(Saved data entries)
■ ■ ■ ■ ■ ■ ■

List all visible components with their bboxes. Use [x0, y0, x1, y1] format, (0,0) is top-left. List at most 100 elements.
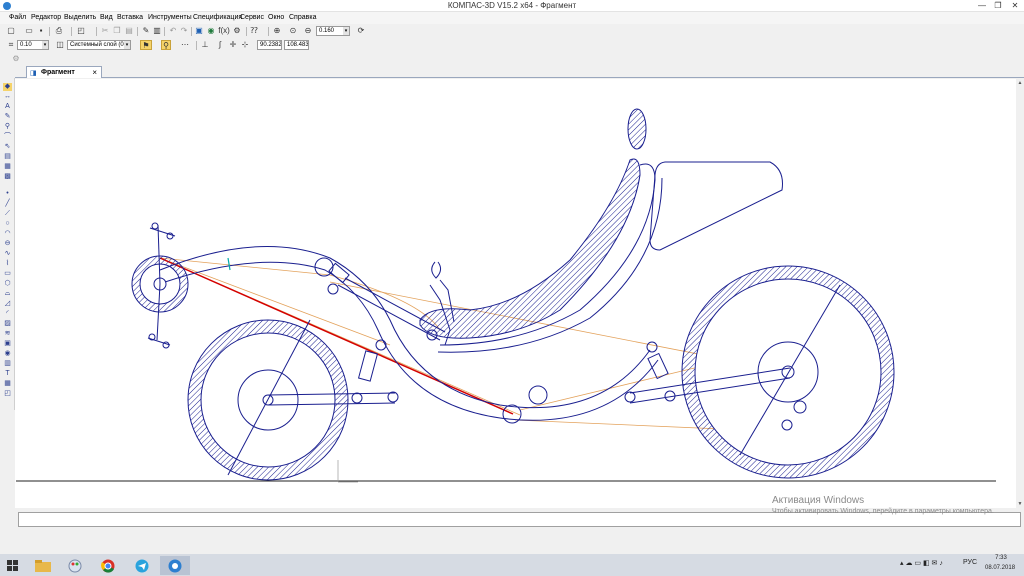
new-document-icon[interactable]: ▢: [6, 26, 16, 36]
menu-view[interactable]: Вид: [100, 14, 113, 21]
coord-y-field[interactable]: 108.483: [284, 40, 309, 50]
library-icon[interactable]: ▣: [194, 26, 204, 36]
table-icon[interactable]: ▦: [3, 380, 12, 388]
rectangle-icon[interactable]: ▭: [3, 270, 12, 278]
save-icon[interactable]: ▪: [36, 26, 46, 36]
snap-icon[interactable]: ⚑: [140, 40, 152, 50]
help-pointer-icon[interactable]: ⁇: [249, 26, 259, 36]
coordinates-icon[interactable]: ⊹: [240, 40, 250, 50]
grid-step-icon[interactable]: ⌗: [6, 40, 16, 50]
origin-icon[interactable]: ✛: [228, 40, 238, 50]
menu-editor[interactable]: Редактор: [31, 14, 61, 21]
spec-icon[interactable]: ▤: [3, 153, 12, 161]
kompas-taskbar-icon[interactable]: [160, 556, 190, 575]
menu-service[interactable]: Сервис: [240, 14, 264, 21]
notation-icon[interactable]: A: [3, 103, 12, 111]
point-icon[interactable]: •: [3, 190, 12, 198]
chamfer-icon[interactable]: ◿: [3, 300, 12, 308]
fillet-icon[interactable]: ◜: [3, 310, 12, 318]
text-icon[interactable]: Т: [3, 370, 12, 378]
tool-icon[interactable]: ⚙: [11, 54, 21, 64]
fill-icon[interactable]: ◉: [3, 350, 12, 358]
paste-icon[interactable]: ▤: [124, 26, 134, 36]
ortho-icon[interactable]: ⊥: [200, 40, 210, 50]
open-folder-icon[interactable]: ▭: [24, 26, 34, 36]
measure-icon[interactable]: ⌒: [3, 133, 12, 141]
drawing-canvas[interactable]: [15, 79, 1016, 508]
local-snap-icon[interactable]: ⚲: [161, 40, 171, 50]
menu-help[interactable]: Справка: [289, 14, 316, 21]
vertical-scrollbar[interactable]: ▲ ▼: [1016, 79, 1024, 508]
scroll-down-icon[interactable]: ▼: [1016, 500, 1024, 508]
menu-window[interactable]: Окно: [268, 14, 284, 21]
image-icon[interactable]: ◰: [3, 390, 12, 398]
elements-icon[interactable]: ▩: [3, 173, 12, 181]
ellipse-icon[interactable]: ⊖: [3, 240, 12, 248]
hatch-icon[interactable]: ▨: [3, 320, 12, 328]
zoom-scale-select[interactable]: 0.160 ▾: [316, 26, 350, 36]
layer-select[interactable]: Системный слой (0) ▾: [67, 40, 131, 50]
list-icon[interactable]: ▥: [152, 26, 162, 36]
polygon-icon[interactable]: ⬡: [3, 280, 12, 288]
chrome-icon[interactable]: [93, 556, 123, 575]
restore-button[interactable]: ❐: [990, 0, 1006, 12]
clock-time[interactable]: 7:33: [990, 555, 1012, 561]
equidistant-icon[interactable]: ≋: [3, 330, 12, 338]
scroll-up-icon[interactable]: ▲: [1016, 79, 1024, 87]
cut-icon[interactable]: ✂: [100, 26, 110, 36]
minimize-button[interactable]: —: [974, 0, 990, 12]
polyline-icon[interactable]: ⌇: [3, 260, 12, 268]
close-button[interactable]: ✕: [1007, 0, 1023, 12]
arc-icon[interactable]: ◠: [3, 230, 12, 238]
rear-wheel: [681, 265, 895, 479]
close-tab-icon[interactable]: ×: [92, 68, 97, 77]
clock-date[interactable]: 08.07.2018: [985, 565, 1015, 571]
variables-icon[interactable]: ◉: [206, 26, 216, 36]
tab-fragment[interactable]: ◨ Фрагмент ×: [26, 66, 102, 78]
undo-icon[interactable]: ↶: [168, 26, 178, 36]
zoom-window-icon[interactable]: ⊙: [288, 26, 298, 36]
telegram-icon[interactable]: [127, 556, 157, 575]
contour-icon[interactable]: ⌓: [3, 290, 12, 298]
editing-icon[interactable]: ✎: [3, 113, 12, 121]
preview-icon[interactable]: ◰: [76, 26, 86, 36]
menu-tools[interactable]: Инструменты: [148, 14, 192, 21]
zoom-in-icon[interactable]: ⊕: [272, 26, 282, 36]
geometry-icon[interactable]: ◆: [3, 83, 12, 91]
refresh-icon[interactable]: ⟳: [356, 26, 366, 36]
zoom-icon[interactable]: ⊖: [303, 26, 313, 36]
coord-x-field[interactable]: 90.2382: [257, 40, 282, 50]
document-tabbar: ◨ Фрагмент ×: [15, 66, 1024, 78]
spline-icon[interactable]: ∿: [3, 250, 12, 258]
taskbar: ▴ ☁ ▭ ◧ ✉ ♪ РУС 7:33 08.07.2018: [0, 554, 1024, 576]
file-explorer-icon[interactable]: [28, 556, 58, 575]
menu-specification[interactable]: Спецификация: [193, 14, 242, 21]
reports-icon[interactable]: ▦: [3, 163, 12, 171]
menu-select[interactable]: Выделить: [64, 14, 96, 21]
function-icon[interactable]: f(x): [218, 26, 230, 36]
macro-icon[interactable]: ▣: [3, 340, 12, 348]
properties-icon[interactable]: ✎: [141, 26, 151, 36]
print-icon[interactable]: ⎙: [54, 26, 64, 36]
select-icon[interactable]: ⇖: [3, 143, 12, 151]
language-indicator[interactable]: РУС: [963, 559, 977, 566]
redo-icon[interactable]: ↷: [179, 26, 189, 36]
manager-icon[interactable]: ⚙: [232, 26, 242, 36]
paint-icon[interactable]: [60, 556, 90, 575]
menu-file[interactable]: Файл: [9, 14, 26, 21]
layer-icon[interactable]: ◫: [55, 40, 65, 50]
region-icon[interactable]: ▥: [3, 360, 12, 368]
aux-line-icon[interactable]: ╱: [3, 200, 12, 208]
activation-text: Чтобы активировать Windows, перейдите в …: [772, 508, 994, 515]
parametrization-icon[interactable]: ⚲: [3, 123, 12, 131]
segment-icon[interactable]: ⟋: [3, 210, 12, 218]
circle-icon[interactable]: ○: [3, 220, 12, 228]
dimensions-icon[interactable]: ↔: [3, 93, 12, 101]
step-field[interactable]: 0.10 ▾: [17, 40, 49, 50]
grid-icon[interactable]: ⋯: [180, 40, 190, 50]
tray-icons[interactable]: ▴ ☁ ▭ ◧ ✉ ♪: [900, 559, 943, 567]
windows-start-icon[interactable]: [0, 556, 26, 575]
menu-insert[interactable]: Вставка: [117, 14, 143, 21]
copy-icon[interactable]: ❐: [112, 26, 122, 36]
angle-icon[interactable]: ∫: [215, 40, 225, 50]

■ ■ ■ ■ ■ ■ ■

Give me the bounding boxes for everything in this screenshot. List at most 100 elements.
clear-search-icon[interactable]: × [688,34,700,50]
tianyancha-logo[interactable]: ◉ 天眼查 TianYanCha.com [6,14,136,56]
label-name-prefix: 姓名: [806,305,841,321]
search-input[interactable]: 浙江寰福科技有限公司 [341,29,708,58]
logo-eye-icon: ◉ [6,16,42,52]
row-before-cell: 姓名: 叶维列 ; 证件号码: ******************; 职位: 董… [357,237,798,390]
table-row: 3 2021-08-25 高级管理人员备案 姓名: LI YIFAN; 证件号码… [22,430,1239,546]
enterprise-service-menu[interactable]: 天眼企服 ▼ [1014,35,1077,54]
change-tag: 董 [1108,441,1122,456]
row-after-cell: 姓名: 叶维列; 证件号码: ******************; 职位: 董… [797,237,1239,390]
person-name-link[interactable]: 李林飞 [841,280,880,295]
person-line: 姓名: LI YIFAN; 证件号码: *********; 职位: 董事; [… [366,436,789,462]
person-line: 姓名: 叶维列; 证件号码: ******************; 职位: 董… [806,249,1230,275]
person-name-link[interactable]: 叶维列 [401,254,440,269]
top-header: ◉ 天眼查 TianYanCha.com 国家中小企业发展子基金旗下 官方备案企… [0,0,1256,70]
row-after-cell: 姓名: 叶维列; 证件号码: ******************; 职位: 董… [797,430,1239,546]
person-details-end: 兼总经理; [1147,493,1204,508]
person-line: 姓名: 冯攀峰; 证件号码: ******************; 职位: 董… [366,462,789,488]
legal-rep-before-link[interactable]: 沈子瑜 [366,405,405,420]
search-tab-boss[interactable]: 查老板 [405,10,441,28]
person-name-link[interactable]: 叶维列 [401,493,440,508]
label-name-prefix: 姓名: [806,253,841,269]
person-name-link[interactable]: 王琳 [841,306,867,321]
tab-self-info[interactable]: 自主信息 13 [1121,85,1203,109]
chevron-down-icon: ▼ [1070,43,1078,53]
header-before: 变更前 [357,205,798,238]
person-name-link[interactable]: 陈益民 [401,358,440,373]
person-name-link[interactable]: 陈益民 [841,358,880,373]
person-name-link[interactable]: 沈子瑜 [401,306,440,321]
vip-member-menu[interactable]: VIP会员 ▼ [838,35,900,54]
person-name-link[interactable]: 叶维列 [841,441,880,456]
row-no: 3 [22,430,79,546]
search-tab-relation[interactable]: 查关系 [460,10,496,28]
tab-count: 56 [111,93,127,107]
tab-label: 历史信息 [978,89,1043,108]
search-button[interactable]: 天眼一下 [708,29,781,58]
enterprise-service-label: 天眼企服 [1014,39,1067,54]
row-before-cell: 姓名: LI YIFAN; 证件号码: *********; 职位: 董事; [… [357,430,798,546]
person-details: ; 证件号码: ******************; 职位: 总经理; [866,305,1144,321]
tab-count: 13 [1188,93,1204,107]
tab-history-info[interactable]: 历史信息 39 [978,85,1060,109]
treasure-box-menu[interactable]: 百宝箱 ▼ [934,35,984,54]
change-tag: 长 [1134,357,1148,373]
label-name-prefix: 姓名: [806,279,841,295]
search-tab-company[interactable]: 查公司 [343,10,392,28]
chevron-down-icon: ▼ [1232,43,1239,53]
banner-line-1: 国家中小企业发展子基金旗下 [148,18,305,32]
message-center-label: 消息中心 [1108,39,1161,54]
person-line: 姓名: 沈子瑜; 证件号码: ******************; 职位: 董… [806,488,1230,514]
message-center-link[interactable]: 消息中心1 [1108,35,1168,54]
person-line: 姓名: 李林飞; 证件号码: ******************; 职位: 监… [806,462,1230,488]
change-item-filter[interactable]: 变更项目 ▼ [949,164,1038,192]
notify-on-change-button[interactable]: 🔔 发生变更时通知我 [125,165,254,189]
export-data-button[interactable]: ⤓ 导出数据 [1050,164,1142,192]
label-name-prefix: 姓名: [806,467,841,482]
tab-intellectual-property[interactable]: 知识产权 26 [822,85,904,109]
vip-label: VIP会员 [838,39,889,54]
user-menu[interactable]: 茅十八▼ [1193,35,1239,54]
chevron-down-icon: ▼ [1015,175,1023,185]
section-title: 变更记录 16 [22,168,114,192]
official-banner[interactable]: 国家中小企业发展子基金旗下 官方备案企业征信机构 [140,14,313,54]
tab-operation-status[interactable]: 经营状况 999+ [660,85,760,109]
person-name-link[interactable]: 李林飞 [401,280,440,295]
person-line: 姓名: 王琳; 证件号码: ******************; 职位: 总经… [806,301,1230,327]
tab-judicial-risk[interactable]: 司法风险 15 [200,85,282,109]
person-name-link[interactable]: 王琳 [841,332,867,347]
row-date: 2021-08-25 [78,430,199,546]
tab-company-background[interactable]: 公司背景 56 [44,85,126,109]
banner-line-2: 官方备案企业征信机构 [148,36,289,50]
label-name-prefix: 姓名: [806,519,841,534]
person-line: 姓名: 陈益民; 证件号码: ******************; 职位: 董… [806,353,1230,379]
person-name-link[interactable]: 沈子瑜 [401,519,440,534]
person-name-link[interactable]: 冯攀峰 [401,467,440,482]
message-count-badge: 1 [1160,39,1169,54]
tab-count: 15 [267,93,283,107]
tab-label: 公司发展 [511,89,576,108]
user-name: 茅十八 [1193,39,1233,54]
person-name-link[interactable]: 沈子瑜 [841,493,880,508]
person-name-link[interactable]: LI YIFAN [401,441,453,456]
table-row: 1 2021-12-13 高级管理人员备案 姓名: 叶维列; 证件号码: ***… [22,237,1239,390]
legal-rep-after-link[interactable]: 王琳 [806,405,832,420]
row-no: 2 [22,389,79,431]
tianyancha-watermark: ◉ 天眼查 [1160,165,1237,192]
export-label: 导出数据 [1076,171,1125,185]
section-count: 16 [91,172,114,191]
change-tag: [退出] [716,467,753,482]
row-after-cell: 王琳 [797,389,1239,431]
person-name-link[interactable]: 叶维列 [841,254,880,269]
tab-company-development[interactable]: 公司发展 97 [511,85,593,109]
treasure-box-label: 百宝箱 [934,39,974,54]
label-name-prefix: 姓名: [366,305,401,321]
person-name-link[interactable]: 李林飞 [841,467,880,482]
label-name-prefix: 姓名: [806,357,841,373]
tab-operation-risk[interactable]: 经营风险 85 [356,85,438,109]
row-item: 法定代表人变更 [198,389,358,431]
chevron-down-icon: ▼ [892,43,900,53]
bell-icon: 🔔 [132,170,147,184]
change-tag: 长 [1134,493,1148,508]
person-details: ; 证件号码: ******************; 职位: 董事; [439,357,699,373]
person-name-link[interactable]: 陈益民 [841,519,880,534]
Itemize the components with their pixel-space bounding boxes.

■ ■ ■ ■ ■ ■ ■

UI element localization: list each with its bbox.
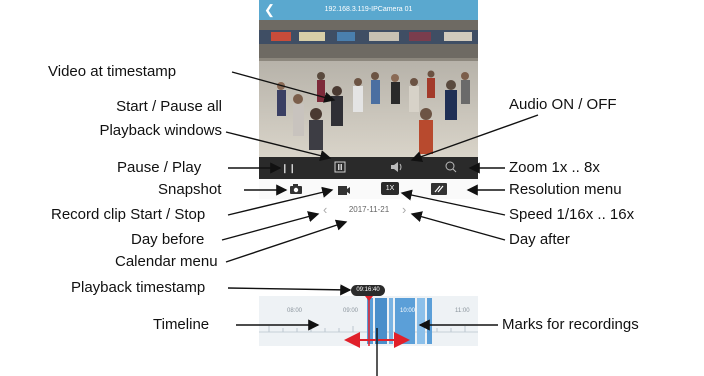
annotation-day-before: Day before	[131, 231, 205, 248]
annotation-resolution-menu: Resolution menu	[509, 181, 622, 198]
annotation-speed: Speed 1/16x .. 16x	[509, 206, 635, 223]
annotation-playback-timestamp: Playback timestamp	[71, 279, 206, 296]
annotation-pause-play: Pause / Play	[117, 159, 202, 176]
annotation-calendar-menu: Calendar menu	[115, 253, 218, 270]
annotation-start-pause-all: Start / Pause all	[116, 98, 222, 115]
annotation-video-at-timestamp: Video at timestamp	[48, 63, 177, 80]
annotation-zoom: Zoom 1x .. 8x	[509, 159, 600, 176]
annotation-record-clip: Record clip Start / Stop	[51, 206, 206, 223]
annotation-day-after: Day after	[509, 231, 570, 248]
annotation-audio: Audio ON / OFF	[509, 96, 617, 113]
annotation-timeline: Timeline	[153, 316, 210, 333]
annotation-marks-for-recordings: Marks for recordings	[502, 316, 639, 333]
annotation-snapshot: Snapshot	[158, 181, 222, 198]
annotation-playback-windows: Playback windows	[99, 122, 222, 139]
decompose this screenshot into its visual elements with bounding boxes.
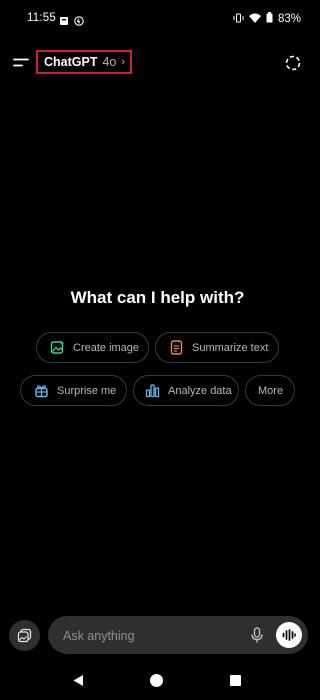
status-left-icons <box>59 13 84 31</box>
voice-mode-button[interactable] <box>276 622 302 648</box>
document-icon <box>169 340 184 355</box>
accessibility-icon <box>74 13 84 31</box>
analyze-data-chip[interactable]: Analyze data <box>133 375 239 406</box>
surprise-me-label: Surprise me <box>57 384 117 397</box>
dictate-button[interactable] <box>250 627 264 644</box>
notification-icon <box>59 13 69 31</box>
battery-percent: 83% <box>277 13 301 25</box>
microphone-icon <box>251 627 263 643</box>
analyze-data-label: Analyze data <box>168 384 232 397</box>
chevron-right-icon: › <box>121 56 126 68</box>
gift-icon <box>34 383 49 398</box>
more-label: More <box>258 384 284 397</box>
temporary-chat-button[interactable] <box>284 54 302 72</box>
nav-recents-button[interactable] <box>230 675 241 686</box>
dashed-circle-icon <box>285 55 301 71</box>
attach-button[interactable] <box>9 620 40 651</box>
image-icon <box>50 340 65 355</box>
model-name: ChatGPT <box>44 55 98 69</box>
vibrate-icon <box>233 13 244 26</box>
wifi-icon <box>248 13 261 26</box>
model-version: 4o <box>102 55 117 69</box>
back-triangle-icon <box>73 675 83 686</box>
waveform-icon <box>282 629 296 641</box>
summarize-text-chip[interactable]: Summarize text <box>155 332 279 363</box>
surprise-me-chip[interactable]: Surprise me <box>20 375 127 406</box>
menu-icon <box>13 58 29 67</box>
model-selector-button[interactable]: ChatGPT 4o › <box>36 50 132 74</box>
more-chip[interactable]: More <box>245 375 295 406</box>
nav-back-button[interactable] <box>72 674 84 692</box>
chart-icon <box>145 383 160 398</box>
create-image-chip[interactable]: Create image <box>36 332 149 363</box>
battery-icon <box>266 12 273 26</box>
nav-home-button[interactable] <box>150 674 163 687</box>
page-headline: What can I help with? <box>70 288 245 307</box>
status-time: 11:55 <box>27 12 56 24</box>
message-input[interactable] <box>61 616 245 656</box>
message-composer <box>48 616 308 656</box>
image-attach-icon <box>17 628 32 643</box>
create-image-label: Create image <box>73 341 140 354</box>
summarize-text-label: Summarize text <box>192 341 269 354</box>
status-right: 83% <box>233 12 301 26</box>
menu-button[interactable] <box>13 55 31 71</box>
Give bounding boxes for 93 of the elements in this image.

■ ■ ■ ■ ■ ■ ■

▶ **Task statement**
Reproduce the lines of the records that begin with the line containing "new-document-icon[interactable]: ▢: [6, 26, 16, 36]" and end with the line containing "help-pointer-icon[interactable]: ⁇: [249, 26, 259, 36]", including both of those lines.

▶ **Written answer**
new-document-icon[interactable]: ▢: [6, 26, 16, 36]
menu-view[interactable]: Вид: [100, 14, 113, 21]
coord-y-field[interactable]: 108.483: [284, 40, 309, 50]
library-icon[interactable]: ▣: [194, 26, 204, 36]
table-icon[interactable]: ▦: [3, 380, 12, 388]
rectangle-icon[interactable]: ▭: [3, 270, 12, 278]
save-icon[interactable]: ▪: [36, 26, 46, 36]
snap-icon[interactable]: ⚑: [140, 40, 152, 50]
help-pointer-icon[interactable]: ⁇: [249, 26, 259, 36]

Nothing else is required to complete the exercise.